From the forum post about the member Google map, extract word for word the passage that begins with the words containing "# Google Map" and ends with "that exact spot.".

** Provided text **
## start

# Google Map for Members is up...



## Sonnie

Click Googlemap in the menu bar up top.

*Vbgooglemap 2.0.2 Usage*

To insert a marker you must be logged in.
If you are logged in a "your entry" button will appear next to the show map button.
To insert your marker you have to click the "your entry" button. That will load a smaller version of the map.
To insert your location a you must enter the latitude and longitude by dragging and zooming the map to get a closer view of your location. If you keep zooming you will eventually see your street name if Google has the streets for your area loaded. TIP: Double clicking will center the map on that exact spot.
After centering the text field must be filled in (the maximum number of characters is 50.
Confirmation is done by clicking the *Insert your information* page.
After the initial insert the “Your Entry” button will change function automatically and will allow you to get the direct link information and allow you to update your location.
The information is automatically filled in for HTML, BBCODE and URL.
The same page also functions as your personal update page once you have entered the data. This includes a delete function to remove your data and marker. A RED marker will show the previous location you entered.
If the information is changed by using the map the links will automatically change, but the data change MUST be confirmed in the database by clicking the update button.

Enjoy!

## end

** Layout annotation data **
## start

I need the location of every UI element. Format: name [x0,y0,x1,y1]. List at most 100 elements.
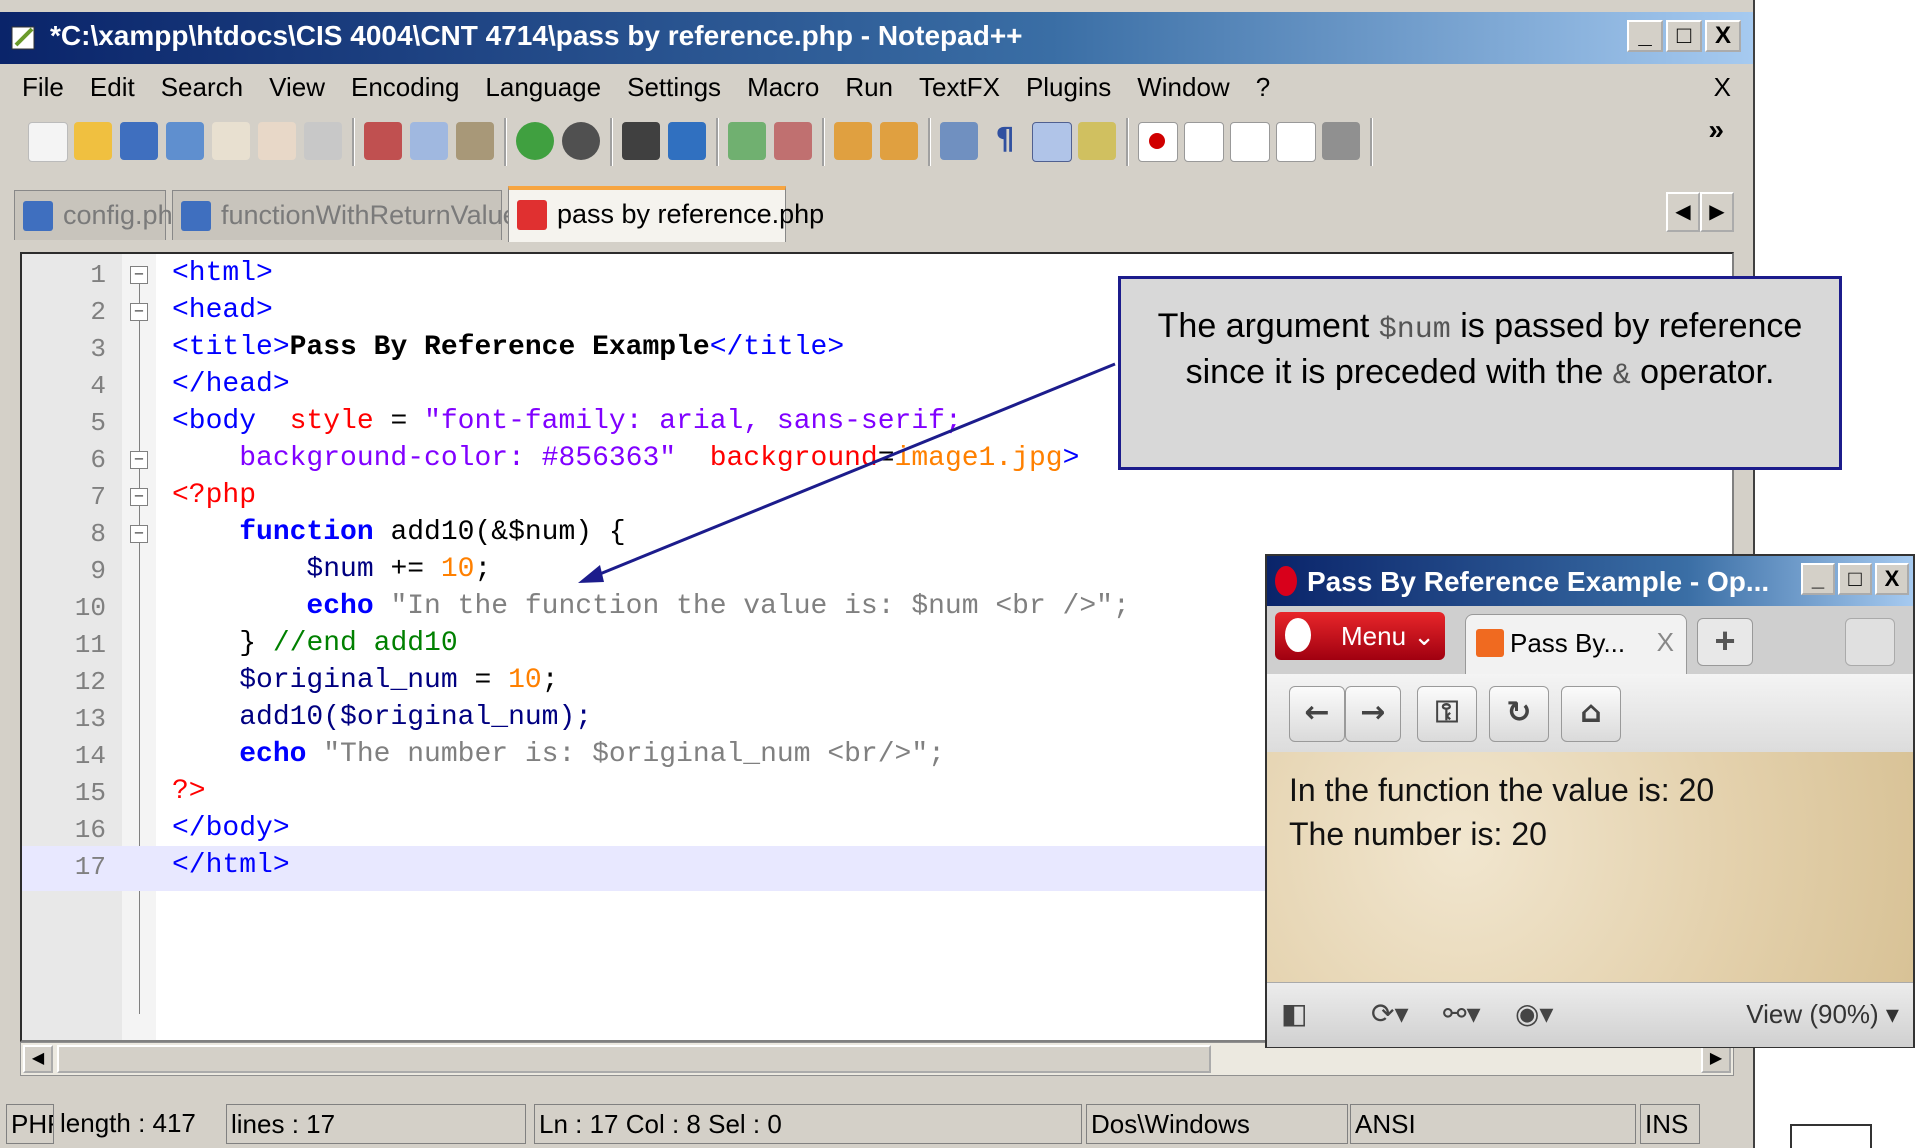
line-number: 1 [90,260,106,290]
show-all-chars-icon[interactable]: ¶ [986,122,1024,160]
toolbar-separator [504,118,507,166]
stop-macro-icon[interactable] [1184,122,1224,162]
close-button[interactable]: X [1705,20,1741,52]
toolbar: ¶ » [14,112,1744,172]
opera-o-icon [1285,618,1311,652]
redo-icon[interactable] [562,122,600,160]
toolbar-overflow-icon[interactable]: » [1708,114,1724,146]
browser-title-bar[interactable]: Pass By Reference Example - Op... _ □ X [1267,556,1913,606]
panel-toggle-icon[interactable]: ◧ [1281,997,1307,1030]
cut-icon[interactable] [364,122,402,160]
turbo-icon[interactable]: ◉▾ [1515,997,1554,1030]
menu-plugins[interactable]: Plugins [1013,72,1124,103]
find-icon[interactable] [622,122,660,160]
back-button[interactable]: ← [1289,686,1345,742]
tab-scroll-left-button[interactable]: ◀ [1666,192,1700,232]
tab-config[interactable]: config.php [14,190,188,240]
new-file-icon[interactable] [28,122,68,162]
code-token: Pass By Reference Example [289,332,710,363]
replace-icon[interactable] [668,122,706,160]
status-cursor-position: Ln : 17 Col : 8 Sel : 0 [534,1104,1082,1144]
menu-macro[interactable]: Macro [734,72,832,103]
code-token: += [373,554,441,585]
sync-vertical-icon[interactable] [834,122,872,160]
doc-map-icon[interactable] [1078,122,1116,160]
menu-encoding[interactable]: Encoding [338,72,472,103]
opera-menu-button[interactable]: Menu ⌄ [1275,612,1445,660]
minimize-button[interactable]: _ [1627,20,1663,52]
tab-close-icon[interactable]: X [1657,627,1674,658]
copy-icon[interactable] [410,122,448,160]
maximize-button[interactable]: □ [1666,20,1702,52]
new-tab-button[interactable]: + [1697,618,1753,666]
menu-edit[interactable]: Edit [77,72,148,103]
save-icon[interactable] [120,122,158,160]
close-icon[interactable] [212,122,250,160]
open-file-icon[interactable] [74,122,112,160]
forward-button[interactable]: → [1345,686,1401,742]
share-icon[interactable]: ⚯▾ [1443,997,1481,1030]
print-icon[interactable] [304,122,342,160]
scroll-right-button[interactable]: ▶ [1701,1045,1731,1073]
word-wrap-icon[interactable] [940,122,978,160]
code-token: ; [474,554,492,585]
tab-pass-by-reference[interactable]: pass by reference.php [508,186,824,242]
fold-toggle[interactable]: − [130,488,148,506]
undo-icon[interactable] [516,122,554,160]
code-token: background-color: #856363" [172,443,677,474]
save-macro-icon[interactable] [1322,122,1360,160]
browser-tab[interactable]: Pass By... X [1465,614,1687,674]
fold-toggle[interactable]: − [130,303,148,321]
play-macro-icon[interactable] [1230,122,1270,162]
menu-language[interactable]: Language [472,72,614,103]
tab-scroll-right-button[interactable]: ▶ [1700,192,1734,232]
browser-close-button[interactable]: X [1875,563,1909,595]
fold-toggle[interactable]: − [130,525,148,543]
code-token: = [373,406,425,437]
reload-button[interactable]: ↻ [1489,686,1549,742]
record-macro-icon[interactable] [1138,122,1178,162]
zoom-in-icon[interactable] [728,122,766,160]
menu-search[interactable]: Search [148,72,256,103]
document-tabs: config.php functionWithReturnValue.php p… [14,186,1744,242]
save-all-icon[interactable] [166,122,204,160]
close-all-icon[interactable] [258,122,296,160]
sync-horizontal-icon[interactable] [880,122,918,160]
code-token: "In the function the value is: $num <br … [373,591,1130,622]
menu-view[interactable]: View [256,72,338,103]
title-bar[interactable]: *C:\xampp\htdocs\CIS 4004\CNT 4714\pass … [0,12,1753,64]
paste-icon[interactable] [456,122,494,160]
browser-maximize-button[interactable]: □ [1838,563,1872,595]
browser-minimize-button[interactable]: _ [1801,563,1835,595]
key-icon[interactable]: ⚿ [1417,686,1477,742]
status-insert-mode: INS [1640,1104,1700,1144]
code-token: echo [239,739,307,770]
menu-run[interactable]: Run [832,72,906,103]
tab-function-with-return-value[interactable]: functionWithReturnValue.php [172,190,570,240]
code-token: </html> [172,850,290,881]
code-token: add10(&$num) { [373,517,626,548]
close-document-button[interactable]: X [1714,72,1731,103]
zoom-control[interactable]: View (90%) ▾ [1746,999,1899,1030]
scroll-left-button[interactable]: ◀ [23,1045,53,1073]
sync-icon[interactable]: ⟳▾ [1371,997,1409,1030]
run-multiple-macro-icon[interactable] [1276,122,1316,162]
unsaved-file-icon [517,200,547,230]
trash-icon[interactable] [1845,618,1895,666]
line-number: 8 [90,519,106,549]
menu-file[interactable]: File [0,72,77,103]
line-number: 5 [90,408,106,438]
callout-code: $num [1378,313,1451,347]
fold-toggle[interactable]: − [130,266,148,284]
browser-window-title: Pass By Reference Example - Op... [1307,566,1770,597]
indent-guide-icon[interactable] [1032,122,1072,162]
menu-help[interactable]: ? [1243,72,1283,103]
code-token: $original_num [239,665,458,696]
home-button[interactable]: ⌂ [1561,686,1621,742]
menu-settings[interactable]: Settings [614,72,734,103]
scroll-thumb[interactable] [57,1045,1211,1073]
menu-window[interactable]: Window [1124,72,1242,103]
zoom-out-icon[interactable] [774,122,812,160]
fold-toggle[interactable]: − [130,451,148,469]
menu-textfx[interactable]: TextFX [906,72,1013,103]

## end

** Expected answer **
# Google Map for Members is up...



## Sonnie

Click Googlemap in the menu bar up top.

*Vbgooglemap 2.0.2 Usage*

To insert a marker you must be logged in.
If you are logged in a "your entry" button will appear next to the show map button.
To insert your marker you have to click the "your entry" button. That will load a smaller version of the map.
To insert your location a you must enter the latitude and longitude by dragging and zooming the map to get a closer view of your location. If you keep zooming you will eventually see your street name if Google has the streets for your area loaded. TIP: Double clicking will center the map on that exact spot.